Task description
Report, as a bare number, how many lines hold "about".

-- Start Data for this task --

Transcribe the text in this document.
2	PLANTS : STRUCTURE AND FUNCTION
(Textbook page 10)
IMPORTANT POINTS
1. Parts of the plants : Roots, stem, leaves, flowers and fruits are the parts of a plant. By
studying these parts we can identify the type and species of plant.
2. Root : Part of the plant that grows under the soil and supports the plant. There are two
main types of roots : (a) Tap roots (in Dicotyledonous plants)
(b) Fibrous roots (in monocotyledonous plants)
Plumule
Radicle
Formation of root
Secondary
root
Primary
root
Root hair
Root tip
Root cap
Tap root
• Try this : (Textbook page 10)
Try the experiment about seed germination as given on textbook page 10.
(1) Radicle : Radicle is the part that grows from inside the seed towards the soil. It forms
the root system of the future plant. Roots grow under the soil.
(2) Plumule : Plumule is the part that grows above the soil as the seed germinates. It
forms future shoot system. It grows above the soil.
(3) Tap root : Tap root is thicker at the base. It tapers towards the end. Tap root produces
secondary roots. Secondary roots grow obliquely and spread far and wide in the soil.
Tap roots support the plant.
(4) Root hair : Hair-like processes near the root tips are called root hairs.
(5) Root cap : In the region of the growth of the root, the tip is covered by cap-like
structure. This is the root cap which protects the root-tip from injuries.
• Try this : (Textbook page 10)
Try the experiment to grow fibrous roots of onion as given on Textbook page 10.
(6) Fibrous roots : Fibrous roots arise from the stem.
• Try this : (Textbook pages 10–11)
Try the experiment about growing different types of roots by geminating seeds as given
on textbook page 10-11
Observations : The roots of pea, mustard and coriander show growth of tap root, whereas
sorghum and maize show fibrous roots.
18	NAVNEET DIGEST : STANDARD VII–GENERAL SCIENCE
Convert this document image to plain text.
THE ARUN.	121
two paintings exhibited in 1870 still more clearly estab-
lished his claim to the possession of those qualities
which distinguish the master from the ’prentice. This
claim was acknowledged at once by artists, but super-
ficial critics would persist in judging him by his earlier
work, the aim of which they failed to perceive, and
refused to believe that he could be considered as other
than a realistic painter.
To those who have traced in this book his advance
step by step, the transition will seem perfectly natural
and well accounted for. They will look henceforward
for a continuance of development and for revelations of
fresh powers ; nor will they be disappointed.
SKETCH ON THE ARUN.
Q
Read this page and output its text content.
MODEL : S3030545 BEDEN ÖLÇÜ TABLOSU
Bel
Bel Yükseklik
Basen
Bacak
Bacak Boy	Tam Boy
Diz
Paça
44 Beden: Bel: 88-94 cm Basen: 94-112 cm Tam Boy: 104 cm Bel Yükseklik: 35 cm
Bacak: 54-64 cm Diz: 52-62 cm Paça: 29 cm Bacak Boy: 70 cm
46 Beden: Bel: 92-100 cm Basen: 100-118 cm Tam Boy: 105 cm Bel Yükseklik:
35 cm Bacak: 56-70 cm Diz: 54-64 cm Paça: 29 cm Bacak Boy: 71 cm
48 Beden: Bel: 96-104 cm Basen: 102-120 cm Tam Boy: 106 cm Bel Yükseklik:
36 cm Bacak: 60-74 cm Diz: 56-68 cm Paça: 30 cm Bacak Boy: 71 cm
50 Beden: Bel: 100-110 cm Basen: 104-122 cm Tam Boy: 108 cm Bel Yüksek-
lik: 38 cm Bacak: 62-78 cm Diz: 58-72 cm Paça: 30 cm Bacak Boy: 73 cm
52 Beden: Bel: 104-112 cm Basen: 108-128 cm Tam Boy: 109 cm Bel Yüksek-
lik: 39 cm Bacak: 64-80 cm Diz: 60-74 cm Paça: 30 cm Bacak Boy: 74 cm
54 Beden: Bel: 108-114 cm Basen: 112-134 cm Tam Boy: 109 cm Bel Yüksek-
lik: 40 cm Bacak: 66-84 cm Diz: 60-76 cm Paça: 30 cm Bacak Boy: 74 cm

-- End Data for this task --

Answer to this exercise
2